■ Stated task 1 ■
Locate each line in the records that contains the string "ご提供するサービス" and copy those lines.

═══ Passage shown ═══

“We Are Grounded Here”: DC/DOX’s Inaugural Edition Goes Live
By Coley Gray
A Conversation With Jamie Shor and Sky Sitney
Washington, DC, is getting its newest documentary showcase with the launch of DC/DOX Film Festival, which will run June 15–18, 2023. Described on its website as bringing together “innovative visions, bold voices, and truth seekers in celebration of documentary cinema,” the festival’s full slate includes 31 doc features and 21 shorts showing at seven venues throughout the District. The heavy-hitter slate is composed mostly of well-received films coming off world premieres at Sundance, Berlinale, SXSW, True/False, and the nearly contemporaneous Tribeca, and beginning their regional film festival circuit. A substantial number come from major broadcasters and distributors, ranging from Magnolia Pictures to Hulu to Frontline/PBS. Though aspiring to be a home for smaller and less commercially conventional offerings like Ralph Arlyck’s I Like It Here (2022) or David Redmon and Ashley Sabin’s Kim’s Video, at least in its opening season, DC/DOX has room to calibrate the ratio of high profile to high quirk. DC/Frame, a special program comprising shorts from filmmakers from the Washington metropolitan area, includes another ten films.
DC/DOX steps into the space in the area’s early summer doc festival calendar left by last summer’s cancellation of AFI Docs (formerly Silverdocs). In fact, DC/DOX is the brainchild of two alums of AFI Docs with deep roots in the DC documentary film scene. Co-founder Sky Sitney served as AFI Docs’ festival director from 2005 to 2014 and then as co-creator of Double Exposure, a festival, and symposium that explores the intersection of documentary film and investigative journalism. With a background in public policy and journalism, co-founder Jamie Shor is president of the public relations and strategic communications firm PR Collaborative, which represents major film festivals and distributors, including National Geographic and Showtime.
I spoke with Shor and Sitney over Zoom after DC/DOX’s program had been announced but with several hectic weeks still ahead before opening night. Each of us calling in from a different neighborhood in the District, we discussed the duo’s plans for the festival, the dynamics of their complementary points of view on shaping the program, and the virtues of DC as a platform for documentary film. This interview has been edited for length and clarity.
DOCUMENTARY: How would you describe the particular mission or personality of DC/DOX? What does DC/DOX bring to the film festival ecosystem that’s different?
JAMIE SHOR: I’m not sure I have a concise answer because we actually do spend quite a bit of time thinking about that! The whole idea of film festivals, film marketing, programming, everything—Sky and I approach it from different perspectives. Sky can speak to her experience with running festivals and, as a programmer, as someone with film degrees and a background in film. And I could tell you that I have none of that traditional experience, that I come from journalism and politics and political media and found film later in life. So, you have two women coming together, one who represents the artistic side of this with a curatorial eye and one who knows how to sell a legislative bill and what it takes to build a community and an audience for a film. You marry that and come up with DC/DOX and its ethos and commitment to being both extraordinarily programmed and with a well-thought-out plan of how we assist these films on their journey.

═══ Material for the task ═══

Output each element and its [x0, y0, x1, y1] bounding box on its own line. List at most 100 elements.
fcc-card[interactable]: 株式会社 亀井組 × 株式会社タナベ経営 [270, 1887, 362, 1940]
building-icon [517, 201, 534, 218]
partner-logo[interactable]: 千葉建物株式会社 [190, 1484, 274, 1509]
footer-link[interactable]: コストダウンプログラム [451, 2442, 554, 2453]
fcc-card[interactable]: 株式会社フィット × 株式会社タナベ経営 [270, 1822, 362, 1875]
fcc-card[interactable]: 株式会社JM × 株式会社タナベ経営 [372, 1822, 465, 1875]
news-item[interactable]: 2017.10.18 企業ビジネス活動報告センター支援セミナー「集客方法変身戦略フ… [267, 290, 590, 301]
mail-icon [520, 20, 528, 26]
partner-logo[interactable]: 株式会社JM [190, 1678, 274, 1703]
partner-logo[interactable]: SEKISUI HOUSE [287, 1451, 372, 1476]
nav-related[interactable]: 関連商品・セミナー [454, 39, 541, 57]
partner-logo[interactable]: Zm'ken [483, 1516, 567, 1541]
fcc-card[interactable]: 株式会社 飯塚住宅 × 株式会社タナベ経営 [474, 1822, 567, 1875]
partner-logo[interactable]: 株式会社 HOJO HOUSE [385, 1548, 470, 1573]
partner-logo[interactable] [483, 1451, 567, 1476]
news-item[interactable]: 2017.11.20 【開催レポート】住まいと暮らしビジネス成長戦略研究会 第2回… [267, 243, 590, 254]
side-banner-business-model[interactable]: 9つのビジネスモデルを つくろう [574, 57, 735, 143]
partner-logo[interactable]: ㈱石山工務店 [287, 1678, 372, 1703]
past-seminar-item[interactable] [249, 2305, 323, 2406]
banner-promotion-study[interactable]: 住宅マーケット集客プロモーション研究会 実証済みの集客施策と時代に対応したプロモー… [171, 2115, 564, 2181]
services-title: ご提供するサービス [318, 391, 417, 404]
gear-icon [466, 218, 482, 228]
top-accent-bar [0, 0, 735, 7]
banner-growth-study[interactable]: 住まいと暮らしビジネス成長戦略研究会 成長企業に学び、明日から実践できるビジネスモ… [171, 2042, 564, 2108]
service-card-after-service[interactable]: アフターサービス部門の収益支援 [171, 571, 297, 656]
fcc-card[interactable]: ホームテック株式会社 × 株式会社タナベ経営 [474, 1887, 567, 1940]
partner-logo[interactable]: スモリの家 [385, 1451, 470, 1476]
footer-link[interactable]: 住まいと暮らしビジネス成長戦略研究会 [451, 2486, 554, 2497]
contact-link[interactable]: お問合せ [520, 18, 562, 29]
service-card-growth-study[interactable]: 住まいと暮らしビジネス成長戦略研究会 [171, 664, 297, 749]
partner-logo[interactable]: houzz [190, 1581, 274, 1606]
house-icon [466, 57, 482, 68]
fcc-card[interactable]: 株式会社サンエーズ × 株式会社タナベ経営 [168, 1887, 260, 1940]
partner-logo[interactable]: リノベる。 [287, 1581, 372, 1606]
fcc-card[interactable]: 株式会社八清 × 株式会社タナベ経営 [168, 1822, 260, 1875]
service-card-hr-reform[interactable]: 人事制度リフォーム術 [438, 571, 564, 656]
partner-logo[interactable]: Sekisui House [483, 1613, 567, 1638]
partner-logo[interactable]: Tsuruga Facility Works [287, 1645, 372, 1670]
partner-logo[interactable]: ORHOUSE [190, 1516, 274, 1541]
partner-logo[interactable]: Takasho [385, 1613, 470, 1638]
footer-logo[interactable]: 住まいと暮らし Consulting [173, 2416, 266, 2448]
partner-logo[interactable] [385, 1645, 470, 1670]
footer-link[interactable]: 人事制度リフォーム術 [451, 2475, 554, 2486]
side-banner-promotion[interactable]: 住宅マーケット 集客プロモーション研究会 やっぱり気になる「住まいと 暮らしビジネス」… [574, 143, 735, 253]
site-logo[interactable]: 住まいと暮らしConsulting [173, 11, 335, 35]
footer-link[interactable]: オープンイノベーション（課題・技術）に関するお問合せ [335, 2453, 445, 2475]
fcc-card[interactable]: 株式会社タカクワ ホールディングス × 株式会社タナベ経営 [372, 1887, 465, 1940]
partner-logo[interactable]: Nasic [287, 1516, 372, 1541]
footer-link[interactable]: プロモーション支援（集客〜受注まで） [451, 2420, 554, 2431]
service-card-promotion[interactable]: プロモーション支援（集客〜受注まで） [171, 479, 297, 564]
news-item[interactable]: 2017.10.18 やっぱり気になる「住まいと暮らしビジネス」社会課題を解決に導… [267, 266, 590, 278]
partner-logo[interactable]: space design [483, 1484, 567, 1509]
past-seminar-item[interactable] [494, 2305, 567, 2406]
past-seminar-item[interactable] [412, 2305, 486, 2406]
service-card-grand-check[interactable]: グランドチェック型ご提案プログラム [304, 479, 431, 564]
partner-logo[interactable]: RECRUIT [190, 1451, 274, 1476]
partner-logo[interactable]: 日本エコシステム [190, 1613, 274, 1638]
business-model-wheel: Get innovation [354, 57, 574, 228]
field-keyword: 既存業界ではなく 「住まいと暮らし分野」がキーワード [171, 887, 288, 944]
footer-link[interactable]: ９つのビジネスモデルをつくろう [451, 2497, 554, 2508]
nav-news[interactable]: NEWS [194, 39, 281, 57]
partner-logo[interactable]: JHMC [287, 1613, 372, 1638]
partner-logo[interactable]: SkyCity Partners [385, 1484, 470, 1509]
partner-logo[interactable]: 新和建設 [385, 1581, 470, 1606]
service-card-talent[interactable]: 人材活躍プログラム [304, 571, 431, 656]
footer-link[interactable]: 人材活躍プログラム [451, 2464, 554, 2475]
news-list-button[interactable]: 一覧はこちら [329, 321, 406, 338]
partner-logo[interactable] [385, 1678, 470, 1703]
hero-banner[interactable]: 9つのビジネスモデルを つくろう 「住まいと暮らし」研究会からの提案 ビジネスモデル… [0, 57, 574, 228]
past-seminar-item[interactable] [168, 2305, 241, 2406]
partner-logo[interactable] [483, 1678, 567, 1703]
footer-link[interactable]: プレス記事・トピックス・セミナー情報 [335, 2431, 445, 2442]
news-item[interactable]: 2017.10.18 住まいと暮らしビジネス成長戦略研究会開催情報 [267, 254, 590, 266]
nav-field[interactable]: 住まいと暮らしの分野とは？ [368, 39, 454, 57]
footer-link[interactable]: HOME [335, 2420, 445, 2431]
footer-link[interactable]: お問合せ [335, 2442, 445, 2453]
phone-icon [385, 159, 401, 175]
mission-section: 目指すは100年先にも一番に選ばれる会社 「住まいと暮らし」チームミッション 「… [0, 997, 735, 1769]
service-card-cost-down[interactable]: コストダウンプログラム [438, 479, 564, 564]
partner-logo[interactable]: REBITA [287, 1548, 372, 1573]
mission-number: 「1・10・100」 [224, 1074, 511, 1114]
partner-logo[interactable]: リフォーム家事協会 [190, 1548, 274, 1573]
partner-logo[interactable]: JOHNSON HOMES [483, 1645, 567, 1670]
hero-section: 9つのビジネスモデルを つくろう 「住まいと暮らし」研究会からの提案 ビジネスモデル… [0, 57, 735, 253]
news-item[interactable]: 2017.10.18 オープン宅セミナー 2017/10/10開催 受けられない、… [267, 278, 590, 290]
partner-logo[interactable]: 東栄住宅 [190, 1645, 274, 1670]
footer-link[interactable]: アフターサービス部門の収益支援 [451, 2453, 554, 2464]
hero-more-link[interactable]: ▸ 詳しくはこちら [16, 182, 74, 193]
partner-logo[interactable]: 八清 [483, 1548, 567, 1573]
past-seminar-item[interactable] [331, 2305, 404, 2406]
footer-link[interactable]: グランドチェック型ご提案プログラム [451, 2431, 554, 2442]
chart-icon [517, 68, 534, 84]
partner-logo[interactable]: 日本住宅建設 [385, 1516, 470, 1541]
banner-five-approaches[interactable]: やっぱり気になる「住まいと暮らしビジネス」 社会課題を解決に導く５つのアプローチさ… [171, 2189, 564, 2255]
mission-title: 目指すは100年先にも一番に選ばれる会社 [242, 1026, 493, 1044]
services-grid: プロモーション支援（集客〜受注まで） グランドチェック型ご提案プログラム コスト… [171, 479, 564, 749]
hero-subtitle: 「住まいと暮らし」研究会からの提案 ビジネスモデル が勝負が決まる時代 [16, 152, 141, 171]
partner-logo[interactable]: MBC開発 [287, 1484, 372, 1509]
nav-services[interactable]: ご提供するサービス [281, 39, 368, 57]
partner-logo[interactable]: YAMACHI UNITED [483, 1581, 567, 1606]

═══

■ Stated task 2 ■
Repeat the part of the DC/DOX article between "I spoke with" and "ecosystem that’s different?", inclusive, word for word.

■ Written response 1 ■
services-title: ご提供するサービス [318, 391, 417, 404]
nav-services[interactable]: ご提供するサービス [281, 39, 368, 57]

■ Written response 2 ■
I spoke with Shor and Sitney over Zoom after DC/DOX’s program had been announced but with several hectic weeks still ahead before opening night. Each of us calling in from a different neighborhood in the District, we discussed the duo’s plans for the festival, the dynamics of their complementary points of view on shaping the program, and the virtues of DC as a platform for documentary film. This interview has been edited for length and clarity.
DOCUMENTARY: How would you describe the particular mission or personality of DC/DOX? What does DC/DOX bring to the film festival ecosystem that’s different?